Exercise aim — Provide the data again in its entirety, exactly as given.
━━━━━━━━━━━━━━━━━━━━
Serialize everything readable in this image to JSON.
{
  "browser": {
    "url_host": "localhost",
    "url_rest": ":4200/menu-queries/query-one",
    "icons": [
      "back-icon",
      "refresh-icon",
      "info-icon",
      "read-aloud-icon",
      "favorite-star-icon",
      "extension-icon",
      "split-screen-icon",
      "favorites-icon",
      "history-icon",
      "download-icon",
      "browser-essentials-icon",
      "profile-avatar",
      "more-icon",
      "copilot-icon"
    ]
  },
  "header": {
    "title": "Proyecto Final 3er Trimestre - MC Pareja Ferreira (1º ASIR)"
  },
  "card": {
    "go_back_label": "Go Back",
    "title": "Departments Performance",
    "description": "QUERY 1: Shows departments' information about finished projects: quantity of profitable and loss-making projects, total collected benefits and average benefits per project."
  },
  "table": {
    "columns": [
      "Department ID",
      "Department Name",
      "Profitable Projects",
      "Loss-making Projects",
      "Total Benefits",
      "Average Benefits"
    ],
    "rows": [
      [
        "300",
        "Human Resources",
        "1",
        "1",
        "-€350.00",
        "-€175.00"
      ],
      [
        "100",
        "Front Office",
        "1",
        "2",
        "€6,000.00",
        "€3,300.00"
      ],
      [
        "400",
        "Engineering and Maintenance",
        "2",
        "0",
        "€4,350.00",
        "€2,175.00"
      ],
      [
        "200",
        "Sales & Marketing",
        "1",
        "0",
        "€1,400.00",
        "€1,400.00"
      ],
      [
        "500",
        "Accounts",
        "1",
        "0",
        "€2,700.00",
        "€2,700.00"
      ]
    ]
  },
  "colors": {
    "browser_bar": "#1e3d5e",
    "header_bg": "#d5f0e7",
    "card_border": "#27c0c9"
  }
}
━━━━━━━━━━━━━━━━━━━━
Final answer —
Serialize everything readable in this image to JSON.
{
  "browser": {
    "url_host": "localhost",
    "url_rest": ":4200/menu-queries/query-one",
    "icons": [
      "back-icon",
      "refresh-icon",
      "info-icon",
      "read-aloud-icon",
      "favorite-star-icon",
      "extension-icon",
      "split-screen-icon",
      "favorites-icon",
      "history-icon",
      "download-icon",
      "browser-essentials-icon",
      "profile-avatar",
      "more-icon",
      "copilot-icon"
    ]
  },
  "header": {
    "title": "Proyecto Final 3er Trimestre - MC Pareja Ferreira (1º ASIR)"
  },
  "card": {
    "go_back_label": "Go Back",
    "title": "Departments Performance",
    "description": "QUERY 1: Shows departments' information about finished projects: quantity of profitable and loss-making projects, total collected benefits and average benefits per project."
  },
  "table": {
    "columns": [
      "Department ID",
      "Department Name",
      "Profitable Projects",
      "Loss-making Projects",
      "Total Benefits",
      "Average Benefits"
    ],
    "rows": [
      [
        "300",
        "Human Resources",
        "1",
        "1",
        "-€350.00",
        "-€175.00"
      ],
      [
        "100",
        "Front Office",
        "1",
        "2",
        "€6,000.00",
        "€3,300.00"
      ],
      [
        "400",
        "Engineering and Maintenance",
        "2",
        "0",
        "€4,350.00",
        "€2,175.00"
      ],
      [
        "200",
        "Sales & Marketing",
        "1",
        "0",
        "€1,400.00",
        "€1,400.00"
      ],
      [
        "500",
        "Accounts",
        "1",
        "0",
        "€2,700.00",
        "€2,700.00"
      ]
    ]
  },
  "colors": {
    "browser_bar": "#1e3d5e",
    "header_bg": "#d5f0e7",
    "card_border": "#27c0c9"
  }
}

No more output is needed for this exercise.